There comes a time, roughly beginning in late February, where morning rituals change around competitive NHL teams.

Sure, the cup of coffee is essential heading into morning skate.

But an equally important part of the daily routine for coaches, PR types, media members and broadcasters involves “the grid.”

Started some years ago by somewhere else, and perfected by the Dallas Stars PR staff, “the grid” is a thorough breakdown of each team in the playoff hunt in an easy to read format. Each team’s record, point total and games remaining are listed on a header. Following that is a breakdown of games at home and on the road, back-to-backs, divisional games – any important stat concerning the squad’s schedule. And finally, an actual listing of each team’s remaining schedule. The beauty of the grid is being able to see just how many head-to-head matchups remain between teams vying for the same playoff position.

As far as printed minutia goes, it’s incredibly addictive. Anyone trying to calculate just where they will finish, and whom they will face in the first round, must have this updated sheet every day. Stars PR intern Matthew Clinkscales greets the Dallas media contingent each day, every member impatiently pacing with an outstretched arm, asking “where’s the grid?” The entire group waits, like Pavlov’s dogs, for our newly-printed information treat at the ringing of a bell. Sometimes, you can just stare at the sheet for hours, mapping out the most likely run all the way through the Western Conference and the best possible route for reaching the Stanley Cup Final.

Even Stars head coach Dave Tippett – who lives by the mantra of worrying only about what’s going on within your own team, and not what’s happening anywhere else  – admits he must have his updated grid, before and after each game, to prepare for every possibility. Knowledge is power, you know?

• [Tasks to carry out]
A) Write out the section of the article about the NHL playoff grid that opens with the words containing "As far as printed" and closes with "Stanley Cup Final.".
B) Put this sentence from the article about the NHL playoff grid into Spanish: "Knowledge is power, you know?"
C) Keep going with the article about the NHL playoff grid, picking up right after its last sentence.
The records have nothing to do with any of this.

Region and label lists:

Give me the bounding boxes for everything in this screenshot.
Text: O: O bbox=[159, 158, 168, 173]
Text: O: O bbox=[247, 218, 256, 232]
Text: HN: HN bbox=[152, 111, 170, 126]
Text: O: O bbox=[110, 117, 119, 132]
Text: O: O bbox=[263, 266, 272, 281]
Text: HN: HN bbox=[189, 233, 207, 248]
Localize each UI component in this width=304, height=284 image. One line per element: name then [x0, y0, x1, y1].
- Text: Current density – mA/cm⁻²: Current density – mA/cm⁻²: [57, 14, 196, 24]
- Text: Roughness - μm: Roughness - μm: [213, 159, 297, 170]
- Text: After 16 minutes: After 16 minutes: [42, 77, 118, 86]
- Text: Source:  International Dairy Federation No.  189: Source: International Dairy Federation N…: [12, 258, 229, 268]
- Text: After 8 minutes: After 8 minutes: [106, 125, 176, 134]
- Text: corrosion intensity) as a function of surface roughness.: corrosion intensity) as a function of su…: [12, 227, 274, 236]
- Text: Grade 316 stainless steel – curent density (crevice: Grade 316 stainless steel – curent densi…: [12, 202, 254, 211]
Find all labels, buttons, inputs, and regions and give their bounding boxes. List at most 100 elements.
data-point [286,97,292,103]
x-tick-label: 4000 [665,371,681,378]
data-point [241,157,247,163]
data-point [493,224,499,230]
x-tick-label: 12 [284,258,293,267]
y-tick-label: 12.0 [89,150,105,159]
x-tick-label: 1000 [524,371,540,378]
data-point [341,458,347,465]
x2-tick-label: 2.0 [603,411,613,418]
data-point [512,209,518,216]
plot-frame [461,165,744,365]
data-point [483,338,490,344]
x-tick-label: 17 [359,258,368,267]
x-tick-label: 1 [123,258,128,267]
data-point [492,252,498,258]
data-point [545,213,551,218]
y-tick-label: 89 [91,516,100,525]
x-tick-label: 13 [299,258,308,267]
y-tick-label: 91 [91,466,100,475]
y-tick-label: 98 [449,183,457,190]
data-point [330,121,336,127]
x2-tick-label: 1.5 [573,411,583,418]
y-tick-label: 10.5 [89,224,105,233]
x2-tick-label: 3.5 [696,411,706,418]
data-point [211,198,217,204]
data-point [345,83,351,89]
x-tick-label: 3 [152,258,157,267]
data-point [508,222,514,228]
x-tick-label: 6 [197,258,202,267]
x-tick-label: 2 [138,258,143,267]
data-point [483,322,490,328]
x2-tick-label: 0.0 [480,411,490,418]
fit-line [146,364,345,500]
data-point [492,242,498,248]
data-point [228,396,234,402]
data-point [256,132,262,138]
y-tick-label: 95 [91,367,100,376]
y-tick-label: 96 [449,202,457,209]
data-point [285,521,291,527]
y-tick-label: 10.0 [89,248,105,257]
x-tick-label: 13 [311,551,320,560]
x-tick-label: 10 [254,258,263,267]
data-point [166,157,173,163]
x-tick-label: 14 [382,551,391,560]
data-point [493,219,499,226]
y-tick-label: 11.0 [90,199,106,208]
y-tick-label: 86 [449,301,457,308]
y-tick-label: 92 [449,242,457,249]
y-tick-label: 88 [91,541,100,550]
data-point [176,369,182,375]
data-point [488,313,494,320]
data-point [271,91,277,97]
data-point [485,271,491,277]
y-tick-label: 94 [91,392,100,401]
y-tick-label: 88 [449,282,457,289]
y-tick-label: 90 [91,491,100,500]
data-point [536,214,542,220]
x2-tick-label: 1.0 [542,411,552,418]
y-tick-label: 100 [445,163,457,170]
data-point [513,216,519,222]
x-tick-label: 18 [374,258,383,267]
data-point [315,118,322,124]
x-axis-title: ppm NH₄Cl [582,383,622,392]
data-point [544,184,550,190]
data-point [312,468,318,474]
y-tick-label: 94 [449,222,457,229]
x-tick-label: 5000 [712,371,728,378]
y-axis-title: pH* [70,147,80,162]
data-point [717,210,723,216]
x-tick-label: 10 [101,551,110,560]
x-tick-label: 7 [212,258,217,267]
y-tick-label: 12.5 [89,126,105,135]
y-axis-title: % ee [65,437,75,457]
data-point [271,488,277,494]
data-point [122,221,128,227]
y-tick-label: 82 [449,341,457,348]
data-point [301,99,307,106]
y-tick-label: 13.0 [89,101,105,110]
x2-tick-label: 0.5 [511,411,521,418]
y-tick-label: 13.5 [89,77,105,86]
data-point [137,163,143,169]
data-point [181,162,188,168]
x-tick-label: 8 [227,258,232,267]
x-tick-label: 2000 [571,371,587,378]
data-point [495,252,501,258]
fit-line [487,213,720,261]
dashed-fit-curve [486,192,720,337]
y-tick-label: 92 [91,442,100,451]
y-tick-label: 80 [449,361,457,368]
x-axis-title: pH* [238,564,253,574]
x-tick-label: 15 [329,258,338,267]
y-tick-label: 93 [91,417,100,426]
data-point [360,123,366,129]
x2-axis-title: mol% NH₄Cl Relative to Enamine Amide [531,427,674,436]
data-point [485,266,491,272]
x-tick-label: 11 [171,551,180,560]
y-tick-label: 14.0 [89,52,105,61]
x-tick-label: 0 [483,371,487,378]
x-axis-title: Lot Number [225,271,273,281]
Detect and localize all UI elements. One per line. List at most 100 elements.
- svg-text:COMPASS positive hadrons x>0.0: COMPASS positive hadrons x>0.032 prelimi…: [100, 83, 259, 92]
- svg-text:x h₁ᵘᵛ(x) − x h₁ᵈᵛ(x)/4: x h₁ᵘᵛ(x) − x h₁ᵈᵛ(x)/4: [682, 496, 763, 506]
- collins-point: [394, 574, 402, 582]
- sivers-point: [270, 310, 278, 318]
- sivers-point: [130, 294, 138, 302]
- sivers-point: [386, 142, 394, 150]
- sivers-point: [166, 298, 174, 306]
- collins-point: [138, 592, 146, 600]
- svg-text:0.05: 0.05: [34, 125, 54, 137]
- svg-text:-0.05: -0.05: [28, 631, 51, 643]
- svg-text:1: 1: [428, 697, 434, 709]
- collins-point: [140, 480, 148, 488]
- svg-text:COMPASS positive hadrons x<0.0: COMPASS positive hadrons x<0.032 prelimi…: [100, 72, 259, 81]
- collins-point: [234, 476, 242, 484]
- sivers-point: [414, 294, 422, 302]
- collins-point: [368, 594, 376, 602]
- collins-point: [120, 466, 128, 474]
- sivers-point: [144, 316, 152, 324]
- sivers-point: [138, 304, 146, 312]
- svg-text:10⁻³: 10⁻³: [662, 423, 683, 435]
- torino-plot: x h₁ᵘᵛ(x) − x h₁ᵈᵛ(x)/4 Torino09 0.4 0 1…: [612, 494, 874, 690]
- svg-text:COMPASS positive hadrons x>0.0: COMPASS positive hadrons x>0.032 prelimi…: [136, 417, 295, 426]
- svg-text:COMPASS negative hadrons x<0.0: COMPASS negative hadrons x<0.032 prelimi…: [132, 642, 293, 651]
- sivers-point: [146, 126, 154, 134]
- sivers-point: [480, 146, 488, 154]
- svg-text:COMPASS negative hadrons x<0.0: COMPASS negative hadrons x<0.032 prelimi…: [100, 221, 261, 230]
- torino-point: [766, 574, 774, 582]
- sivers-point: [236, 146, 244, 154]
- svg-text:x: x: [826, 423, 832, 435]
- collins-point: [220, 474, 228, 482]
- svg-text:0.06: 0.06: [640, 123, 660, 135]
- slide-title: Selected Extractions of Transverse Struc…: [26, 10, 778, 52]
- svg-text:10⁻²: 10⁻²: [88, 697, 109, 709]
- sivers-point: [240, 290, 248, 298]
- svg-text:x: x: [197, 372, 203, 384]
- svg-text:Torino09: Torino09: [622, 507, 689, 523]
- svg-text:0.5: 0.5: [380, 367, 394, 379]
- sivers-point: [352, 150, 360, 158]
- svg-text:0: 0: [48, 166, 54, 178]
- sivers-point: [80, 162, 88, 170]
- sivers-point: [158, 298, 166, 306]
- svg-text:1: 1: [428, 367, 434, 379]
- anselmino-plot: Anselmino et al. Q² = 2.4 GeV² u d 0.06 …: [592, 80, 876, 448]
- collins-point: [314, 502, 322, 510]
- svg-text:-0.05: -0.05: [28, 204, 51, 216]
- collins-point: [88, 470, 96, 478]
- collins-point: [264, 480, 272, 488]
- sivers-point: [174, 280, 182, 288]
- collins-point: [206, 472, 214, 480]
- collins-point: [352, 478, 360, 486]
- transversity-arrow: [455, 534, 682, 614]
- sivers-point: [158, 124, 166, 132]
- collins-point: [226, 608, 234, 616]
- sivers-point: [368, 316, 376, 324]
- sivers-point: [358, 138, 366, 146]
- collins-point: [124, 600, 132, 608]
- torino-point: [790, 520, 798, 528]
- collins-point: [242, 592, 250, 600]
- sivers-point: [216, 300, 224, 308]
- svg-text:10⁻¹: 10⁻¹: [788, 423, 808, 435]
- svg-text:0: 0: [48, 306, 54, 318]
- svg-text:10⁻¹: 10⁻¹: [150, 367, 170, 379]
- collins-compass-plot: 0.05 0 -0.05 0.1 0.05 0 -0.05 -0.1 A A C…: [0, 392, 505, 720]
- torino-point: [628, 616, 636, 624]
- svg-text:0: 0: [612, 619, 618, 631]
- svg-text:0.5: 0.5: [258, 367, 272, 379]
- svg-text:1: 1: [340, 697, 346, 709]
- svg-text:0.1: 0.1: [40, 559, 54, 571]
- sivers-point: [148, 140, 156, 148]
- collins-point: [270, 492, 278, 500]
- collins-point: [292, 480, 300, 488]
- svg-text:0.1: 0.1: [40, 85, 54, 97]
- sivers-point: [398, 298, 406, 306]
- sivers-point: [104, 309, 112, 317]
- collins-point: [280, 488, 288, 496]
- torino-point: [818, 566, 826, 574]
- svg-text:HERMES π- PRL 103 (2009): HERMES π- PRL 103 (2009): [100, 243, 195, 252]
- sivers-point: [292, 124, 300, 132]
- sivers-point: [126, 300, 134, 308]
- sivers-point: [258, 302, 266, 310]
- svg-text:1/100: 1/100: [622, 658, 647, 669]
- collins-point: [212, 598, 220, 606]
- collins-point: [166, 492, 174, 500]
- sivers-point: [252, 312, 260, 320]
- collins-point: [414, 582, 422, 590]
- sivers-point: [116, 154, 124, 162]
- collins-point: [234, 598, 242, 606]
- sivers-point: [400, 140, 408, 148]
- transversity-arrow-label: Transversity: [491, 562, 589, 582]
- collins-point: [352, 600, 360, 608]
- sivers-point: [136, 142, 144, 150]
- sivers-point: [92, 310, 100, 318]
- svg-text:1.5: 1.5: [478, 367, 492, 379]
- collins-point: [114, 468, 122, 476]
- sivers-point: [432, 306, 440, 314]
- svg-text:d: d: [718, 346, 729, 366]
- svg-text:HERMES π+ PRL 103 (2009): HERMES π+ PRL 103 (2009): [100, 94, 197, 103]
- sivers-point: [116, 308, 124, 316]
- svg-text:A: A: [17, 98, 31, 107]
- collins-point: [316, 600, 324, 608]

• [Set of answers]
A)
As far as printed minutia goes, it’s incredibly addictive. Anyone trying to calculate just where they will finish, and whom they will face in the first round, must have this updated sheet every day. Stars PR intern Matthew Clinkscales greets the Dallas media contingent each day, every member impatiently pacing with an outstretched arm, asking “where’s the grid?” The entire group waits, like Pavlov’s dogs, for our newly-printed information treat at the ringing of a bell. Sometimes, you can just stare at the sheet for hours, mapping out the most likely run all the way through the Western Conference and the best possible route for reaching the Stanley Cup Final.

B) El conocimiento es poder, ¿sabes?

C)
Yes, Matthew Clinkscales is our Brian McNamee, brandishing a needle filled not with B-12, but with every potential playoff scenario. Mind steroids, if you will.

The one obvious observation from looking at this grid each day involves the strength – and potentially dangerous playoff positioning – of the top three teams in the Pacific Division.

Currently, Dallas, San Jose and Anaheim possess the second, third and fourth best records in the Western Conference. In fact, they are all among the top four teams in point total in the entire NHL. Of course, with division winners being the top three seeds, the Northwest Division champion moves into the third spot.

That means that, in all likelihood, the Stars, Sharks and Ducks will occupy playoff seeds two, four and five.

Knowing that, just how important is it to win the Pacific Division outright?

I would say incredibly important.

If you don’t win the division, you get to take on a team from your division, one that is undoubtedly capable of winning just about any other division in the NHL. Can you imagine the first-round pairing of Dallas vs. San Jose, Dallas vs. Anaheim or San Jose vs. Anaheim?

Surely it makes the rest of the conference happy. You are guaranteed to have one of the West’s best teams out after the first round. Even the winner of that series could be seriously drained, both physically and emotionally, entering the second round.

It’s a bit of a shame. But it’s also a pretty good warning. Win the division, and you don’t have to face either Anaheim or San Jose until the second round at best. The size and physical nature of both the Ducks and Sharks makes them a tough playoff matchup for anyone. Why not pit them against each other to start the postseason?

Works for me.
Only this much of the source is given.